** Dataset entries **

###

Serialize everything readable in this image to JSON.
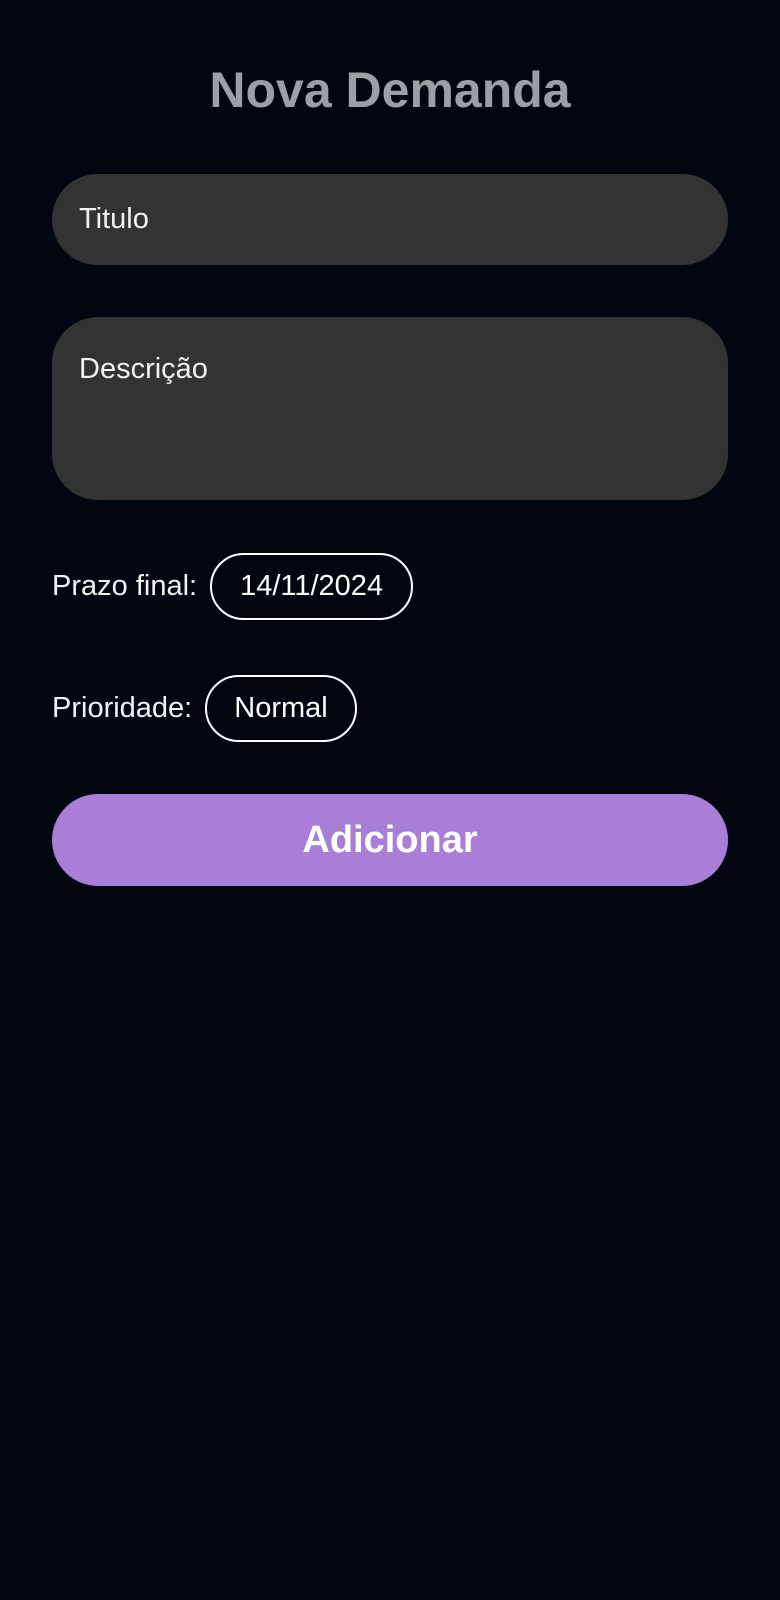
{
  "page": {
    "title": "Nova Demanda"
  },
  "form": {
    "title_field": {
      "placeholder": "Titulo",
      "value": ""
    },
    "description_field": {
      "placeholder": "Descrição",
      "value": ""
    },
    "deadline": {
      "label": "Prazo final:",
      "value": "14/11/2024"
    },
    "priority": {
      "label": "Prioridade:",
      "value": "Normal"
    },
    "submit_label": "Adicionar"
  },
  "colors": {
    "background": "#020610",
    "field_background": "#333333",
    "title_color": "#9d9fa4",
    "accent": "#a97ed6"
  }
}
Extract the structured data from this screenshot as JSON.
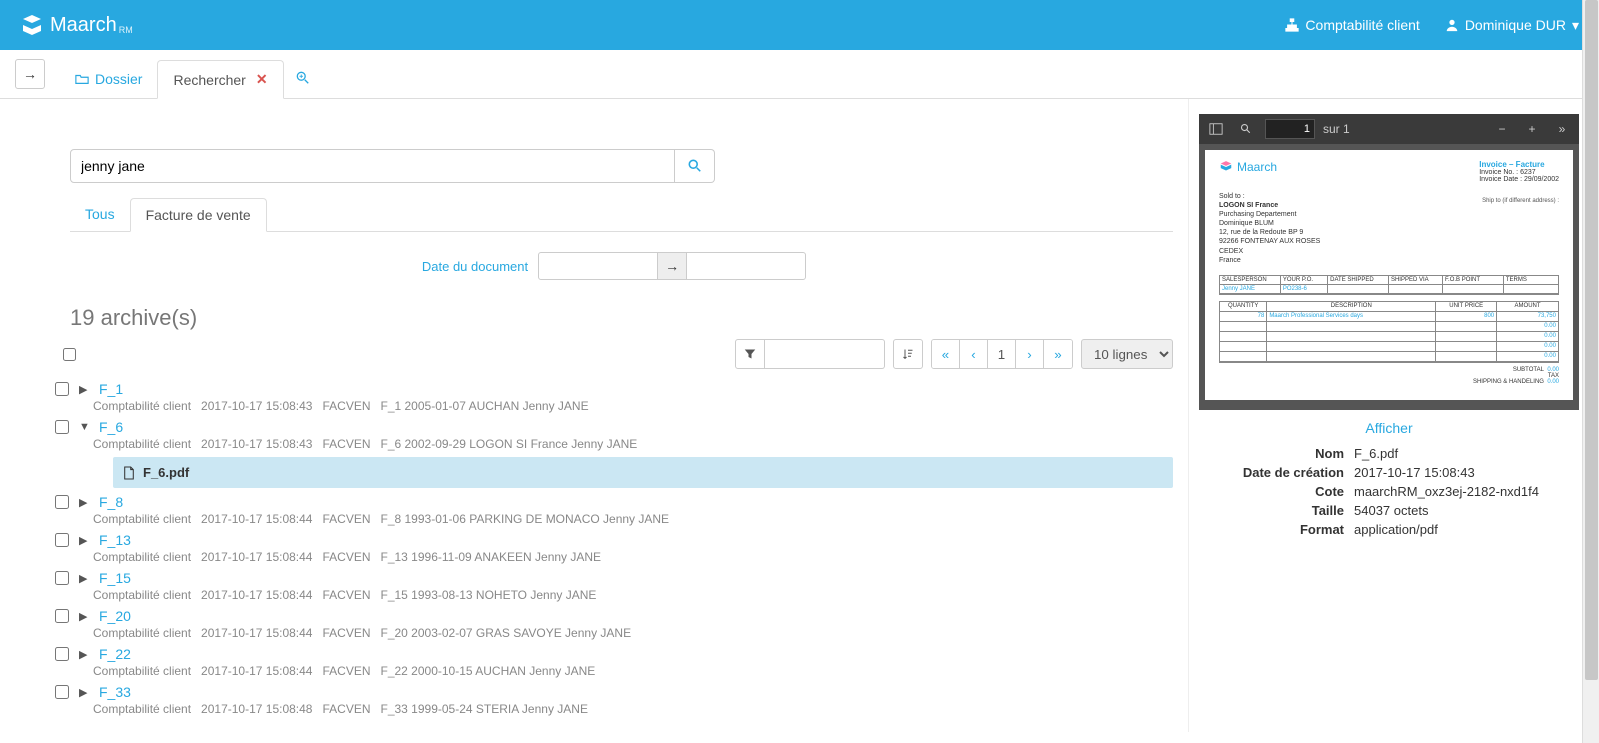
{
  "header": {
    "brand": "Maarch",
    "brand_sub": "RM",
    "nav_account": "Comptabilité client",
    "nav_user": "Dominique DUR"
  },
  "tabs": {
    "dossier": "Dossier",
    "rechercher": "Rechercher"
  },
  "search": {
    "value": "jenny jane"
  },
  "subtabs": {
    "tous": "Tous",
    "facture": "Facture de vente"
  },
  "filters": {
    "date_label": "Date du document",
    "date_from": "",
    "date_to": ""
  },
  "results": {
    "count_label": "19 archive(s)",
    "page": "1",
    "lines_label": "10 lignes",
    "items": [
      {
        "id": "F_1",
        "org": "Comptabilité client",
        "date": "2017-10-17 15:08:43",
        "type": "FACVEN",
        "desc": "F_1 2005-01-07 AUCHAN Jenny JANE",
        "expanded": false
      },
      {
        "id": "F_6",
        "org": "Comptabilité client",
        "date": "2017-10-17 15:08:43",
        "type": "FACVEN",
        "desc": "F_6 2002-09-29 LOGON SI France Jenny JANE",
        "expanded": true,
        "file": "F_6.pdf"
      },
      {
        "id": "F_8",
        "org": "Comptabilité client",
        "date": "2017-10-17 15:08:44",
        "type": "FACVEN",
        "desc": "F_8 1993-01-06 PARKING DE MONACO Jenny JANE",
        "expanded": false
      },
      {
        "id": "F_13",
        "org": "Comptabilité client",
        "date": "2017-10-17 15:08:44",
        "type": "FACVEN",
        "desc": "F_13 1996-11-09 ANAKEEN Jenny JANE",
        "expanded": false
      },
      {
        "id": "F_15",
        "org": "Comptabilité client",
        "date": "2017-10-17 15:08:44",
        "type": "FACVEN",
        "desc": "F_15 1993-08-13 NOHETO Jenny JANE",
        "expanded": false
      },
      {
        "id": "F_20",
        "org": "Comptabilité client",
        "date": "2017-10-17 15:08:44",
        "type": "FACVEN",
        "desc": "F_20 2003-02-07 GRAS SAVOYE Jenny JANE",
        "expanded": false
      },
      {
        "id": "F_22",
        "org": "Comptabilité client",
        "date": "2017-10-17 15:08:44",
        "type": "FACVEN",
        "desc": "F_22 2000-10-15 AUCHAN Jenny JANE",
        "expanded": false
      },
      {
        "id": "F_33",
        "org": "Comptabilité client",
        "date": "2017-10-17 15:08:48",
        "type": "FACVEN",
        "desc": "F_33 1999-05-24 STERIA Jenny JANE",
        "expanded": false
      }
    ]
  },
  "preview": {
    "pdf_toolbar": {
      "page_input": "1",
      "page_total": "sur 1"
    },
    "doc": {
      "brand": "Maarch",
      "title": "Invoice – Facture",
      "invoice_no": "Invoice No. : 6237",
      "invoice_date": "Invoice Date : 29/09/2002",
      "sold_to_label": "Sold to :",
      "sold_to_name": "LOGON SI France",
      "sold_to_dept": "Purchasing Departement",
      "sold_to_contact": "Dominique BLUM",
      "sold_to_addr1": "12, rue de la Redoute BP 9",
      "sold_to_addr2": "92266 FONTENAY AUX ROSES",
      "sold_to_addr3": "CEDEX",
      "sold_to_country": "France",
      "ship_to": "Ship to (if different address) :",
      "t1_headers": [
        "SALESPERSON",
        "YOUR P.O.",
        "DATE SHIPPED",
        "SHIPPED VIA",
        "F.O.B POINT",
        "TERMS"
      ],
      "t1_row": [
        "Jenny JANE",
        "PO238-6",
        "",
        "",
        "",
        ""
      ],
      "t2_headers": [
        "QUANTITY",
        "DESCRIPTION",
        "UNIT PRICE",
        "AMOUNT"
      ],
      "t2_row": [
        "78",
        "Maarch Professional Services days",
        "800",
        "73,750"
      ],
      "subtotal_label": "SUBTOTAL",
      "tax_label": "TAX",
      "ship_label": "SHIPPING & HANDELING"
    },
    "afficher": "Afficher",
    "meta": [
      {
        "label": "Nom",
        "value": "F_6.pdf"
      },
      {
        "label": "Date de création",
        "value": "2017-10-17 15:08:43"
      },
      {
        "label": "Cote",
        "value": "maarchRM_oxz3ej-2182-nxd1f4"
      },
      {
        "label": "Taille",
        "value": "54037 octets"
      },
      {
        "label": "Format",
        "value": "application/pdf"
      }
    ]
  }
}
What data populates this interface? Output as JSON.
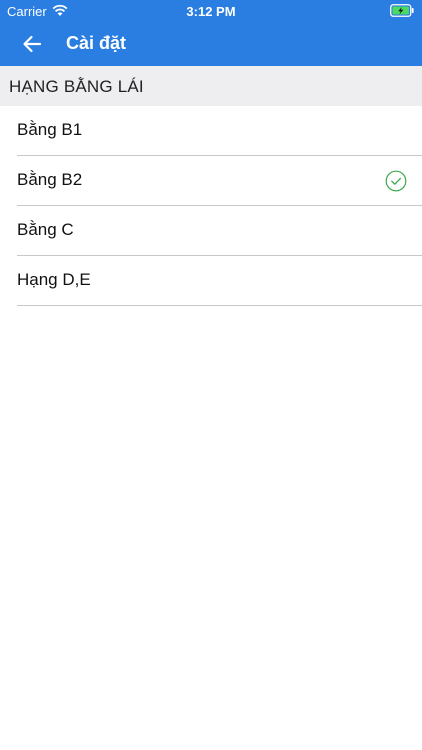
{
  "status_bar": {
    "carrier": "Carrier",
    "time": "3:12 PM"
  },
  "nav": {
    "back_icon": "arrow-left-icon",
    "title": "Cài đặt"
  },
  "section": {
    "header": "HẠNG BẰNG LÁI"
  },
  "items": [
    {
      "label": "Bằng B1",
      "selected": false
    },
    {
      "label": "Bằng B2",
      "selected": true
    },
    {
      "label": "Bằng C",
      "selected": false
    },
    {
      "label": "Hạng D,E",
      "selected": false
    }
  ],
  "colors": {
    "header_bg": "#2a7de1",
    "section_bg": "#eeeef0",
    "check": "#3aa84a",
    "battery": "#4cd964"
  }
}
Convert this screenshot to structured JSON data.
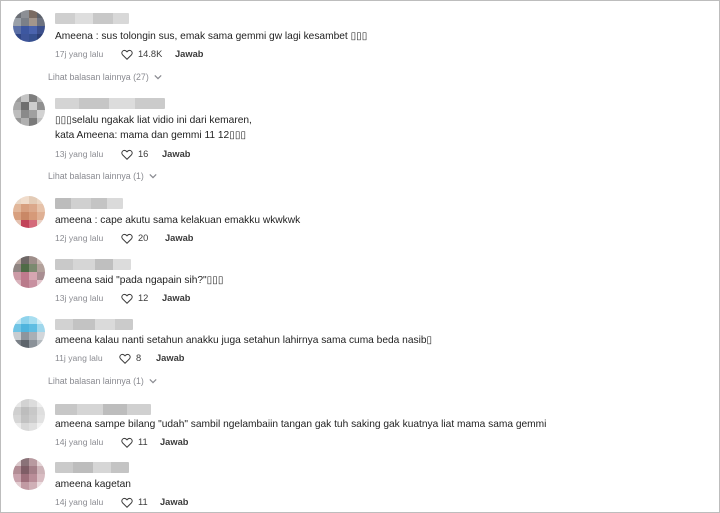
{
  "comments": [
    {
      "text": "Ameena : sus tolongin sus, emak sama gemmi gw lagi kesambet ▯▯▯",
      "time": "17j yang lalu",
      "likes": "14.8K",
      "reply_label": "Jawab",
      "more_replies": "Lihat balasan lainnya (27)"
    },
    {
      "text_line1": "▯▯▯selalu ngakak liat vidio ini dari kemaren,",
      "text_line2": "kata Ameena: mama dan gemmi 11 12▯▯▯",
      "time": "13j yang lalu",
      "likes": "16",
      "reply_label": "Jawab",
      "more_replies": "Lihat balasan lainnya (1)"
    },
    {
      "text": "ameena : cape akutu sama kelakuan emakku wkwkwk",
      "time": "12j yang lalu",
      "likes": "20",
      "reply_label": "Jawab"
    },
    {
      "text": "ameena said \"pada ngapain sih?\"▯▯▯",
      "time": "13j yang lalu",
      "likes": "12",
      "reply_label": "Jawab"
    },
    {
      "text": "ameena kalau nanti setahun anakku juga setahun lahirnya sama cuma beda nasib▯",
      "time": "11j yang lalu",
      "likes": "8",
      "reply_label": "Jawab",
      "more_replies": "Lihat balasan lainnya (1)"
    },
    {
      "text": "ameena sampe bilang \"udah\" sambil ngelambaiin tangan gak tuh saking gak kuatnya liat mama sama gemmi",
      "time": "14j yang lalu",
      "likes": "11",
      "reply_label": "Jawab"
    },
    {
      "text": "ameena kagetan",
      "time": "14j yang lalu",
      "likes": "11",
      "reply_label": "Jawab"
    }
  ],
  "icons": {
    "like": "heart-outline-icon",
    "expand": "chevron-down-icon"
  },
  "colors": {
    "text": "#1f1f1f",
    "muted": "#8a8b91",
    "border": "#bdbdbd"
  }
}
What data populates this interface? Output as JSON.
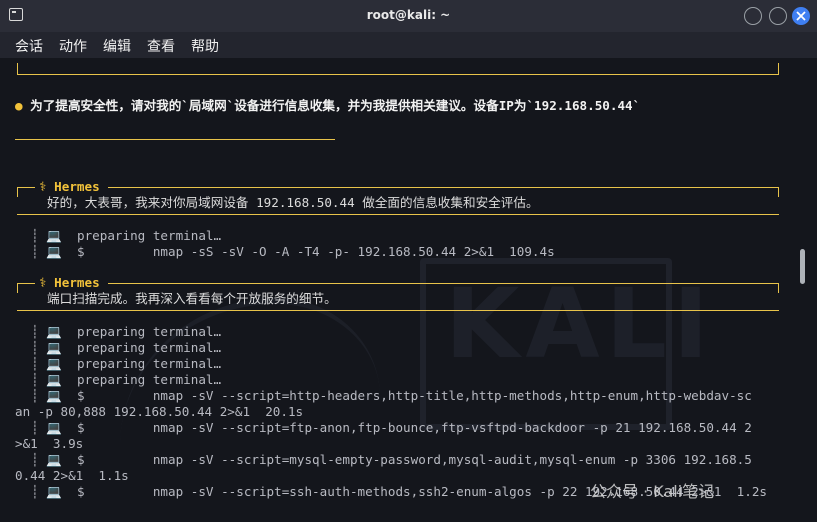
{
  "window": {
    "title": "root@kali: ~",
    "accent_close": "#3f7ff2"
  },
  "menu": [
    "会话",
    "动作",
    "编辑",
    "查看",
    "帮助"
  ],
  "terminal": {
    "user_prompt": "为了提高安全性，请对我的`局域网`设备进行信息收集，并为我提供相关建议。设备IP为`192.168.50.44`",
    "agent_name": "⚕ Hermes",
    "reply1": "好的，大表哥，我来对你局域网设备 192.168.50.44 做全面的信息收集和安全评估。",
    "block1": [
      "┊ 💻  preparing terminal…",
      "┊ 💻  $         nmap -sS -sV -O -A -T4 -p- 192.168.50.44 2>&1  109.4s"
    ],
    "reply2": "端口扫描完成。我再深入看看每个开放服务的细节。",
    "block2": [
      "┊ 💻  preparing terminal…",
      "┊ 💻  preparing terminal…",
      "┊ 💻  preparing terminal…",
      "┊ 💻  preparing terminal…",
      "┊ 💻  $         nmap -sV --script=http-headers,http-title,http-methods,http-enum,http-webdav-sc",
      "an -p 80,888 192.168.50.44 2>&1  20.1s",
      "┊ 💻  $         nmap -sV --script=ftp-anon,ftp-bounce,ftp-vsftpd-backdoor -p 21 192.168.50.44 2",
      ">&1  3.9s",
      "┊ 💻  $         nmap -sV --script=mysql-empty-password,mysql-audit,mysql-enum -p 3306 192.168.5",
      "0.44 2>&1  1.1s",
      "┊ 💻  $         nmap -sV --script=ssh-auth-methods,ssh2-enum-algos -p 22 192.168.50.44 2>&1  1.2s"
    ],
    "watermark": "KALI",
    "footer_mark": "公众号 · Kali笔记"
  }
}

###

** Instructions to follow **
Show all lines from the data above in which the word "this" appears.

** Full answer **
Serialize everything readable in this image to JSON.
Extract the structured data from this screenshot as JSON.
What data populates this interface? Output as JSON.
Convert this screenshot to structured JSON data.
What data populates this interface? Output as JSON.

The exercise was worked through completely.